Task instructions >>
Find each line holding "linewidth" and copy it out.

═══ Records to use

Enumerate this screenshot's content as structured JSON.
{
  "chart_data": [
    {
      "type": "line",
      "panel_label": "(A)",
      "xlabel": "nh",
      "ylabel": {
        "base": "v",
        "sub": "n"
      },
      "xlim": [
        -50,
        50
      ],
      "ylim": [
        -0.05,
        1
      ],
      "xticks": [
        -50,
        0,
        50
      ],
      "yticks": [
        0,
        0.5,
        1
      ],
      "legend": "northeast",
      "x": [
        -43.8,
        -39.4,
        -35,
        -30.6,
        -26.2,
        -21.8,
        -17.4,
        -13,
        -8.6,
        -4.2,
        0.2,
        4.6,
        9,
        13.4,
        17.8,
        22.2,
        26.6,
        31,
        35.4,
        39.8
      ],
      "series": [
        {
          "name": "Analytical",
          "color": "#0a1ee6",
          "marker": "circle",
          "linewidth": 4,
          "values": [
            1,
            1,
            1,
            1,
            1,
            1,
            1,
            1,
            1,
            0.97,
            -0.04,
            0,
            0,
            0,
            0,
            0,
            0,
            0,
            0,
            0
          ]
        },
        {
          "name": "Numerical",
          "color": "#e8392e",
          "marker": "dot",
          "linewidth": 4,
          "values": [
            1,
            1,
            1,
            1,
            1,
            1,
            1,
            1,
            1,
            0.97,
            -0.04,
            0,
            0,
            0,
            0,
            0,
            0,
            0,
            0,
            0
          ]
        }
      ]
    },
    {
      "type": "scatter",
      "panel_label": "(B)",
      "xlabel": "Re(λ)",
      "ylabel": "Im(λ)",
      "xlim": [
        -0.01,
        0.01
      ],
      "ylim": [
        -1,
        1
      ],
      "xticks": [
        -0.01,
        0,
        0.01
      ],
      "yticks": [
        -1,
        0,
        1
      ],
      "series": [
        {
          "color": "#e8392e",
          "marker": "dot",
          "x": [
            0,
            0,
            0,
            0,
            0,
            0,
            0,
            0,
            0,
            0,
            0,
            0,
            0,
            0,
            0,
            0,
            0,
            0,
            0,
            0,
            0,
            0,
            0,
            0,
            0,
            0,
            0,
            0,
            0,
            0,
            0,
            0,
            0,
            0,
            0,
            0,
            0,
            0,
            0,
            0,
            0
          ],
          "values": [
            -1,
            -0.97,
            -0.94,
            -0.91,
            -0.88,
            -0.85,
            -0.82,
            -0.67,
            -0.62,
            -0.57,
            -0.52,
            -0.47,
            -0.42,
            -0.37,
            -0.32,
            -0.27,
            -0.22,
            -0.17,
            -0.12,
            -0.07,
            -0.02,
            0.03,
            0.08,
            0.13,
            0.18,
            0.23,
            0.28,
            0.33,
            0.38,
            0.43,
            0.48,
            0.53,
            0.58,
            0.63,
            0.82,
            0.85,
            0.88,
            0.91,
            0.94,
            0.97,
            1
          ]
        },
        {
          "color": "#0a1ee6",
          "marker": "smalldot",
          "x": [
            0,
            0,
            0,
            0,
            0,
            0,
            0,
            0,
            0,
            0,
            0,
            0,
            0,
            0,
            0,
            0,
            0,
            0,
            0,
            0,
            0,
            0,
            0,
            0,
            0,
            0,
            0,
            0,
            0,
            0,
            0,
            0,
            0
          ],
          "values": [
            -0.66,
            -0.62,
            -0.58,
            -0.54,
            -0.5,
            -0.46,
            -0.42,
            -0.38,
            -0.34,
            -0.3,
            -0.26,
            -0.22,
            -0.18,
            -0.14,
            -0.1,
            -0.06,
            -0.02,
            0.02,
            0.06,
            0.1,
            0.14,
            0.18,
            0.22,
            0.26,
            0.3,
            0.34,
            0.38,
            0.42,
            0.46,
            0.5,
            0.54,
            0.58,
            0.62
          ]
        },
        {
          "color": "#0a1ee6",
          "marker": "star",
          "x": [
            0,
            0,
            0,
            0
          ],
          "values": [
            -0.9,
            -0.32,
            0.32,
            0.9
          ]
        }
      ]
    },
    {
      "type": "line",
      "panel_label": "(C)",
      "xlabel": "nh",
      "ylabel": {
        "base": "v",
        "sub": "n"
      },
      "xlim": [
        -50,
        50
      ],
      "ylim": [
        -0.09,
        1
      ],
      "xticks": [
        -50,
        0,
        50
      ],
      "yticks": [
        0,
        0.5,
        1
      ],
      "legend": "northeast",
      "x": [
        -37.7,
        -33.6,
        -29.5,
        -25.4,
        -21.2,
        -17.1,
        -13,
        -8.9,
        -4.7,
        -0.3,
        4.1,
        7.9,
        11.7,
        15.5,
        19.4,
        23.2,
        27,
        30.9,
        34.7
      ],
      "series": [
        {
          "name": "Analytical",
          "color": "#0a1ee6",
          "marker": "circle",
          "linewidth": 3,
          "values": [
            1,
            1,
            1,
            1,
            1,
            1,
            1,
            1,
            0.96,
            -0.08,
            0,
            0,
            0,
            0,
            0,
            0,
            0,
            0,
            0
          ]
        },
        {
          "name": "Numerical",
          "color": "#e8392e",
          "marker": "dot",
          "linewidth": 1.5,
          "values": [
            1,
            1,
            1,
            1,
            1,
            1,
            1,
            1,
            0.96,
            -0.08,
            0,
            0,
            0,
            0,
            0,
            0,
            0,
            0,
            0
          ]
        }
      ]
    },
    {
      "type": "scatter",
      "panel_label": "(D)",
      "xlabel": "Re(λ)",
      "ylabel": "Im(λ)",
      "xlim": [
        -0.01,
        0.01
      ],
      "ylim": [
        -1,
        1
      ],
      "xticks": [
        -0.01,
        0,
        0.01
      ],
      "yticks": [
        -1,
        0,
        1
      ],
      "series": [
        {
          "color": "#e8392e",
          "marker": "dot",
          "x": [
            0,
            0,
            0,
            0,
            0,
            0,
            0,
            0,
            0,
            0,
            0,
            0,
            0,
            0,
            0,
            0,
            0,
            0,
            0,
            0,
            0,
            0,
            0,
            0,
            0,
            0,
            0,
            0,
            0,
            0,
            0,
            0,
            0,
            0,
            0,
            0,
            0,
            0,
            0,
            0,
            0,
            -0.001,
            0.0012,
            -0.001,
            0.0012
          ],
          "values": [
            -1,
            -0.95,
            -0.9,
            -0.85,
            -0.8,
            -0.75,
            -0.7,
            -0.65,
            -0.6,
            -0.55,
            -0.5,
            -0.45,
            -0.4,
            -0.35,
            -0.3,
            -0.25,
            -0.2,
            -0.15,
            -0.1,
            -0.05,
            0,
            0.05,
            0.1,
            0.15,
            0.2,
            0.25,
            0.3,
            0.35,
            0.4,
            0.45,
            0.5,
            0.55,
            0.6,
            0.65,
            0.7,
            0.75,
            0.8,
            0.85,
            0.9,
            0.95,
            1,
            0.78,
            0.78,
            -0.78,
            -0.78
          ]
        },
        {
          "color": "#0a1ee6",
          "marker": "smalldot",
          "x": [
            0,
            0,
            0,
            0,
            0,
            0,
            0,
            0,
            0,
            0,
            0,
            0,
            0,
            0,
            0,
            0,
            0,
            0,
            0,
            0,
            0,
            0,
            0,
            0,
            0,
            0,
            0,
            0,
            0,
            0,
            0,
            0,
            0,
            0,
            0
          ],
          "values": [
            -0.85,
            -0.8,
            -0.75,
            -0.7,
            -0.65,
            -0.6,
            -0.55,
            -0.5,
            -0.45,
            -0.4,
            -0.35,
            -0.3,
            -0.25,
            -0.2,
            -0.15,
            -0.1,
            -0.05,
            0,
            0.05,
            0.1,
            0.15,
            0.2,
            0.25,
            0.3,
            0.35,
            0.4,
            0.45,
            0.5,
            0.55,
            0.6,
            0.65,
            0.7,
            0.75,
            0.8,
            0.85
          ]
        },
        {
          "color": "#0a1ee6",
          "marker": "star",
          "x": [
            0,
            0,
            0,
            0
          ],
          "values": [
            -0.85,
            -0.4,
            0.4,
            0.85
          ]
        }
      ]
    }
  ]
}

══════

Correct result >>
          "linewidth": 4,
          "linewidth": 4,
          "linewidth": 3,
          "linewidth": 1.5,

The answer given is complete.